* **Brano proposto**
Perciò io vi dico: a voi sarà tolto il regno di Dio e sarà dato a un popolo che ne produca i frutti». 

    A volte basta un rattoppo per dare la sensazione che tutto sia tornato perfetto come prima. Altre volte è sufficiente un rammendo per eliminare gli strappi provocati da situazioni incresciose e inaspettate. Ma alla fine è necessario rinnovare perché rinasca qualcosa da ciò che qualcuno aveva confuso con un possesso o uno strumento da usare a suo piacimento.

    La parabola dei vignaioli omicidi mostra questo passaggio e indica come non si tratta di riciclare, ma di rinnovare. Un rinnovamento che richiede scelte che sfociano in una vita nuova e in un’esperienza in cui tutti possono sentirsi a casa. 

    Il padrone della vigna è un uomo che intende dar seguito al futuro. Un futuro che fonda le basi sulla vigna e che richiede che contadini specializzati e bravi sappiano far fruttare quanto egli possiede. Quest’uomo mostra di non avere paura e non teme di fallire. La sua fiducia sta nella progettazione di un investimento a lungo termine in cui tutti si sentano attori protagonisti di una storia che, oltre al lieto fine, prevede una seconda pagina da girare. 

    Il sogno s’infrange al tempo del raccolto. Quel tempo che avrebbe dovuto dare i frutti per offrire prosperità e investimenti per il futuro, ha un tragico epilogo. I primi e i secondi servi, che a più riprese sono inviati a raccogliere il profitto, trovano negli operai della vigna i loro aguzzini. I vignaioli mostrano con il loro comportamento di essersi impossessati della vigna e di non voler dare seguito alla storia della vigna stessa. Anche quando è inviato da loro il figlio, il tentativo è fallimentare tanto che questi è trucidato e ucciso. Gli operai sembrano aver perso il lume della ragione tanto da innalzare un muro che impedisca a tutti di poter accedere ai frutti della vigna.  E’ l’immagine concreta di una Chiesa che non intende mettersi in relazione con il mondo. Una Chiesa che preferisce i rattoppi e che non vuole mostrarsi pronta alle novità da attuare. 

    Anche gli interlocutori di Gesù non sono diversi dagli operai della vigna. Infatti, quando Gesù domanda loro come il padrone dovrebbe comportarsi, propongono un percorso identico cambiando i personaggi. Un percorso segnato dalla forza e dall’impossibilità di altri che possano offrire un epilogo diverso alla storia. E’ questa la Chiesa dei rammendi. Quella in cui non appaiono gli strappi perché sono stati ricuciti, ma che in realtà continua a non rinnovarsi perché non si svecchia.

* **Consegna**
Ricopia il brano a partire dalle parole "Anche gli interlocutori" e fermati dopo "non si svecchia.". Sostituisci "rammendi" con "rattoppi".

* **Materiale fornito**
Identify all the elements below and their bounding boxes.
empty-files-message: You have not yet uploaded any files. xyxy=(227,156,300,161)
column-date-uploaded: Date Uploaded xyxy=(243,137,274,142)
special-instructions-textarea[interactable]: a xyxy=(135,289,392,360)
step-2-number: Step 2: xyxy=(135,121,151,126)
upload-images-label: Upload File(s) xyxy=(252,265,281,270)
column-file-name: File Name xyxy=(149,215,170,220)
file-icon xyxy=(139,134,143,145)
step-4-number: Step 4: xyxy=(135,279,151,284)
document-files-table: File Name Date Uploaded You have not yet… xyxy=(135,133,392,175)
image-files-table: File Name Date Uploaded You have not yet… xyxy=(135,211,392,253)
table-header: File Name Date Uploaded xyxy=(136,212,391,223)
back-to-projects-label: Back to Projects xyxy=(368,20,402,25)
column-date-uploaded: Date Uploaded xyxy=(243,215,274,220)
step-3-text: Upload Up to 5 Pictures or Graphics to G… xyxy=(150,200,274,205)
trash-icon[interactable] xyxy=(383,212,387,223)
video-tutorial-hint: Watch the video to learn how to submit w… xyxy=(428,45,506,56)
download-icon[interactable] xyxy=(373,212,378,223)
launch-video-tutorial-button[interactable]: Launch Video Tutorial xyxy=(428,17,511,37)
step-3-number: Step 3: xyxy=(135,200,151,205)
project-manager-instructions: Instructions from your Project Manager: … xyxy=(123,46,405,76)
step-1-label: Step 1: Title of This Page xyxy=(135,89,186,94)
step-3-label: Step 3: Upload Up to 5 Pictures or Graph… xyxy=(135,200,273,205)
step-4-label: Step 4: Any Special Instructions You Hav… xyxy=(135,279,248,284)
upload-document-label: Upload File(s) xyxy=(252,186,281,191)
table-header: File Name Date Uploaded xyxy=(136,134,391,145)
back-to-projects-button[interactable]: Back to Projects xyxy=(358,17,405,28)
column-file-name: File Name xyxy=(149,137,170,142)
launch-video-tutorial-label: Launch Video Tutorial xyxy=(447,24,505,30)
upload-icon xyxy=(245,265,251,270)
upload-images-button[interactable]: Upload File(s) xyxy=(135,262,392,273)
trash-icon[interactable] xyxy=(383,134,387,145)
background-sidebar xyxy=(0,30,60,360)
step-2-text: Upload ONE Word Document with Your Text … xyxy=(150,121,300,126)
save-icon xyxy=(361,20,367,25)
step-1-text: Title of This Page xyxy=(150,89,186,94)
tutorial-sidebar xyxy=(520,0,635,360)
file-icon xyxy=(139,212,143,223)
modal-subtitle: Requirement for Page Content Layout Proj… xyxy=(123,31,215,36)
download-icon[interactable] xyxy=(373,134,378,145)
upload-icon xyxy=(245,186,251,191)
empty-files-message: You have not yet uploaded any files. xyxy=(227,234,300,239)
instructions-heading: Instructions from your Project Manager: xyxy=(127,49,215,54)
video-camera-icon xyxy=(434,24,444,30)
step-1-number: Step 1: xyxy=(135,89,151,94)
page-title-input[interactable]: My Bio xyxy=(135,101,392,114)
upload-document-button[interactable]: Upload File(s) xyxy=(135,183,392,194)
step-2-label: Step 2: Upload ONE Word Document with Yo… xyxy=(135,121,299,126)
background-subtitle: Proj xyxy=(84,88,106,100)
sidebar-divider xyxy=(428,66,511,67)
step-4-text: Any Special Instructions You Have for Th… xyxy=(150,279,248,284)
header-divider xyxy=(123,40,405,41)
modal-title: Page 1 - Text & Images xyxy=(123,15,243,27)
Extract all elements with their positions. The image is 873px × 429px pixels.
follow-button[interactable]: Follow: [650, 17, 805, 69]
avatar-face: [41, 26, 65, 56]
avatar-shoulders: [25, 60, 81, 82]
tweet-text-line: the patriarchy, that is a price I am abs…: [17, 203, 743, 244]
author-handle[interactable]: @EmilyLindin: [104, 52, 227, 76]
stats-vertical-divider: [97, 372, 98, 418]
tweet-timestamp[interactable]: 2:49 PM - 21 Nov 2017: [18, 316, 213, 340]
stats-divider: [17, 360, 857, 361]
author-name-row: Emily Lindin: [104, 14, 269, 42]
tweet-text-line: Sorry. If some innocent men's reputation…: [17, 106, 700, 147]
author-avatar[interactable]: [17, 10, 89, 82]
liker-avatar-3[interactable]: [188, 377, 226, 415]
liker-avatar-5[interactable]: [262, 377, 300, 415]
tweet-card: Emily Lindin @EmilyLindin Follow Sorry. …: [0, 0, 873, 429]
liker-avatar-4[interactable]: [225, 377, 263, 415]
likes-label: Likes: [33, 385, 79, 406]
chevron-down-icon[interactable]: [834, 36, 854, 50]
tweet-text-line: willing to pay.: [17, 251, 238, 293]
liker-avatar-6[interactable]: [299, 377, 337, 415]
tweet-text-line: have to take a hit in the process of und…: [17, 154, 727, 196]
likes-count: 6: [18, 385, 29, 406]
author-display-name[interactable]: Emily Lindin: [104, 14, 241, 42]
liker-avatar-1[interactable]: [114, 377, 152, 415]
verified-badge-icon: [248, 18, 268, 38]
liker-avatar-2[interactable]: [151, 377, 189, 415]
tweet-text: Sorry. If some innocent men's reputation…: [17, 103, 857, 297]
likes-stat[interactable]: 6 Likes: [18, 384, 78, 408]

* **Soluzione**
Anche gli interlocutori di Gesù non sono diversi dagli operai della vigna. Infatti, quando Gesù domanda loro come il padrone dovrebbe comportarsi, propongono un percorso identico cambiando i personaggi. Un percorso segnato dalla forza e dall’impossibilità di altri che possano offrire un epilogo diverso alla storia. E’ questa la Chiesa dei rattoppi. Quella in cui non appaiono gli strappi perché sono stati ricuciti, ma che in realtà continua a non rinnovarsi perché non si svecchia.